- TASK DATA -
-- START --
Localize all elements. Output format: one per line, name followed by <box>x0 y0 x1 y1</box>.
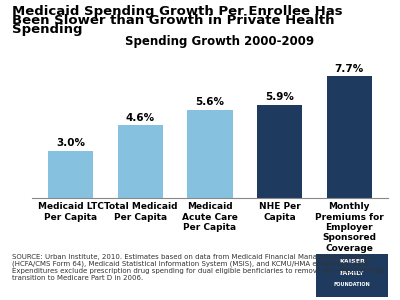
Text: 4.6%: 4.6% <box>126 113 155 123</box>
Text: 3.0%: 3.0% <box>56 138 85 148</box>
Bar <box>118 125 163 198</box>
Text: Been Slower than Growth in Private Health: Been Slower than Growth in Private Healt… <box>12 14 334 26</box>
Text: FOUNDATION: FOUNDATION <box>334 282 370 287</box>
Bar <box>326 76 372 198</box>
Bar <box>187 110 233 198</box>
Text: SOURCE: Urban Institute, 2010. Estimates based on data from Medicaid Financial M: SOURCE: Urban Institute, 2010. Estimates… <box>12 254 385 281</box>
Text: 5.6%: 5.6% <box>196 97 224 107</box>
Text: 5.9%: 5.9% <box>265 92 294 103</box>
Text: Spending Growth 2000-2009: Spending Growth 2000-2009 <box>126 34 314 47</box>
Text: Medicaid Spending Growth Per Enrollee Has: Medicaid Spending Growth Per Enrollee Ha… <box>12 4 343 17</box>
Text: KAISER: KAISER <box>339 259 365 264</box>
Text: Spending: Spending <box>12 22 82 35</box>
Bar <box>257 105 302 198</box>
Text: 7.7%: 7.7% <box>334 64 364 74</box>
Text: FAMILY: FAMILY <box>340 271 364 276</box>
Bar <box>48 151 94 198</box>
-- END --
- EXERCISE PROMPT -
Return all of the data above verbatim, leaving out the pictures.

- OUTPUT -
Localize all elements. Output format: one per line, name followed by <box>x0 y0 x1 y1</box>.
Text: 4.6%: 4.6% <box>126 113 155 123</box>
Text: 3.0%: 3.0% <box>56 138 85 148</box>
Bar <box>118 125 163 198</box>
Text: Been Slower than Growth in Private Health: Been Slower than Growth in Private Healt… <box>12 14 334 26</box>
Text: FOUNDATION: FOUNDATION <box>334 282 370 287</box>
Bar <box>326 76 372 198</box>
Bar <box>187 110 233 198</box>
Text: SOURCE: Urban Institute, 2010. Estimates based on data from Medicaid Financial M: SOURCE: Urban Institute, 2010. Estimates… <box>12 254 385 281</box>
Text: 5.6%: 5.6% <box>196 97 224 107</box>
Text: 5.9%: 5.9% <box>265 92 294 103</box>
Text: Spending Growth 2000-2009: Spending Growth 2000-2009 <box>126 34 314 47</box>
Text: Medicaid Spending Growth Per Enrollee Has: Medicaid Spending Growth Per Enrollee Ha… <box>12 4 343 17</box>
Text: KAISER: KAISER <box>339 259 365 264</box>
Text: Spending: Spending <box>12 22 82 35</box>
Bar <box>257 105 302 198</box>
Text: 7.7%: 7.7% <box>334 64 364 74</box>
Text: FAMILY: FAMILY <box>340 271 364 276</box>
Bar <box>48 151 94 198</box>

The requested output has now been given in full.